WHAT TO WORK ON: Your task is to copy the material exactly.

====== INFORMATION GIVEN ======

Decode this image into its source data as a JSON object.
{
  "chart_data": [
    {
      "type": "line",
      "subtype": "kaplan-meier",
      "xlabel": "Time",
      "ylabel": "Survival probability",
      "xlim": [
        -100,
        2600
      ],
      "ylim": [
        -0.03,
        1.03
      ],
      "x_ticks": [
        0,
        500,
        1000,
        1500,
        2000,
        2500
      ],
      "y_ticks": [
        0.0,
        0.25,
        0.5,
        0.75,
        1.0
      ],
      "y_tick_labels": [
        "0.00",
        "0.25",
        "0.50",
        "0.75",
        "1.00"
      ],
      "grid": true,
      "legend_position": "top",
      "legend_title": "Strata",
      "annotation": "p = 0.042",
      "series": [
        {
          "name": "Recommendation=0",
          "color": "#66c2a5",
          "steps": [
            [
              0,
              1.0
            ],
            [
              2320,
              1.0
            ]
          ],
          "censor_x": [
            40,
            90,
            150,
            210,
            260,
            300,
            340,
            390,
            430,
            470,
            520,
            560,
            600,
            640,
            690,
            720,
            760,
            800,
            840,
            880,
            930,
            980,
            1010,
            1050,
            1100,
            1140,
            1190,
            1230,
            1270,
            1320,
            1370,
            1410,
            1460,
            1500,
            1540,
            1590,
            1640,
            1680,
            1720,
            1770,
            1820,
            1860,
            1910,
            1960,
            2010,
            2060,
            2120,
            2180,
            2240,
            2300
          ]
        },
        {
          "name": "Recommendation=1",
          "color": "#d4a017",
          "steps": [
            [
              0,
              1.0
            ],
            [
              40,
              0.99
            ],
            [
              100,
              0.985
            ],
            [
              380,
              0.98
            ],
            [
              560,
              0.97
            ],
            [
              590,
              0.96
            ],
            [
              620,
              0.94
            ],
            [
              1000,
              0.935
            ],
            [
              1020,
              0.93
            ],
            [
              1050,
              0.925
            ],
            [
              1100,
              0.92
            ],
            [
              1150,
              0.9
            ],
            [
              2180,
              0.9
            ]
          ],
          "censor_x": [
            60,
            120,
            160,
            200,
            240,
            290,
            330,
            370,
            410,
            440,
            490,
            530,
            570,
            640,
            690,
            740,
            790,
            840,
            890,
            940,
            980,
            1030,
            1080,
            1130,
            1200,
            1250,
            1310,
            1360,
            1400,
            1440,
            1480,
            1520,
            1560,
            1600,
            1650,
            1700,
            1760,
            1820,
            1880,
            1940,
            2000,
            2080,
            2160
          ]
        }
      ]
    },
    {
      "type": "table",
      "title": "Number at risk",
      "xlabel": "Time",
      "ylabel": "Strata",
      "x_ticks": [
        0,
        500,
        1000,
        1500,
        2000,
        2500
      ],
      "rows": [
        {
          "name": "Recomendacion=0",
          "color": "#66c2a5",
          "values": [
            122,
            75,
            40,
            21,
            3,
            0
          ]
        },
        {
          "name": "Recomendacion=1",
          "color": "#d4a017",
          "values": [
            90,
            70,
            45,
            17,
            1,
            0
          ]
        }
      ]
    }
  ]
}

======

FULL OUTPUT:
Decode this image into its source data as a JSON object.
{
  "chart_data": [
    {
      "type": "line",
      "subtype": "kaplan-meier",
      "xlabel": "Time",
      "ylabel": "Survival probability",
      "xlim": [
        -100,
        2600
      ],
      "ylim": [
        -0.03,
        1.03
      ],
      "x_ticks": [
        0,
        500,
        1000,
        1500,
        2000,
        2500
      ],
      "y_ticks": [
        0.0,
        0.25,
        0.5,
        0.75,
        1.0
      ],
      "y_tick_labels": [
        "0.00",
        "0.25",
        "0.50",
        "0.75",
        "1.00"
      ],
      "grid": true,
      "legend_position": "top",
      "legend_title": "Strata",
      "annotation": "p = 0.042",
      "series": [
        {
          "name": "Recommendation=0",
          "color": "#66c2a5",
          "steps": [
            [
              0,
              1.0
            ],
            [
              2320,
              1.0
            ]
          ],
          "censor_x": [
            40,
            90,
            150,
            210,
            260,
            300,
            340,
            390,
            430,
            470,
            520,
            560,
            600,
            640,
            690,
            720,
            760,
            800,
            840,
            880,
            930,
            980,
            1010,
            1050,
            1100,
            1140,
            1190,
            1230,
            1270,
            1320,
            1370,
            1410,
            1460,
            1500,
            1540,
            1590,
            1640,
            1680,
            1720,
            1770,
            1820,
            1860,
            1910,
            1960,
            2010,
            2060,
            2120,
            2180,
            2240,
            2300
          ]
        },
        {
          "name": "Recommendation=1",
          "color": "#d4a017",
          "steps": [
            [
              0,
              1.0
            ],
            [
              40,
              0.99
            ],
            [
              100,
              0.985
            ],
            [
              380,
              0.98
            ],
            [
              560,
              0.97
            ],
            [
              590,
              0.96
            ],
            [
              620,
              0.94
            ],
            [
              1000,
              0.935
            ],
            [
              1020,
              0.93
            ],
            [
              1050,
              0.925
            ],
            [
              1100,
              0.92
            ],
            [
              1150,
              0.9
            ],
            [
              2180,
              0.9
            ]
          ],
          "censor_x": [
            60,
            120,
            160,
            200,
            240,
            290,
            330,
            370,
            410,
            440,
            490,
            530,
            570,
            640,
            690,
            740,
            790,
            840,
            890,
            940,
            980,
            1030,
            1080,
            1130,
            1200,
            1250,
            1310,
            1360,
            1400,
            1440,
            1480,
            1520,
            1560,
            1600,
            1650,
            1700,
            1760,
            1820,
            1880,
            1940,
            2000,
            2080,
            2160
          ]
        }
      ]
    },
    {
      "type": "table",
      "title": "Number at risk",
      "xlabel": "Time",
      "ylabel": "Strata",
      "x_ticks": [
        0,
        500,
        1000,
        1500,
        2000,
        2500
      ],
      "rows": [
        {
          "name": "Recomendacion=0",
          "color": "#66c2a5",
          "values": [
            122,
            75,
            40,
            21,
            3,
            0
          ]
        },
        {
          "name": "Recomendacion=1",
          "color": "#d4a017",
          "values": [
            90,
            70,
            45,
            17,
            1,
            0
          ]
        }
      ]
    }
  ]
}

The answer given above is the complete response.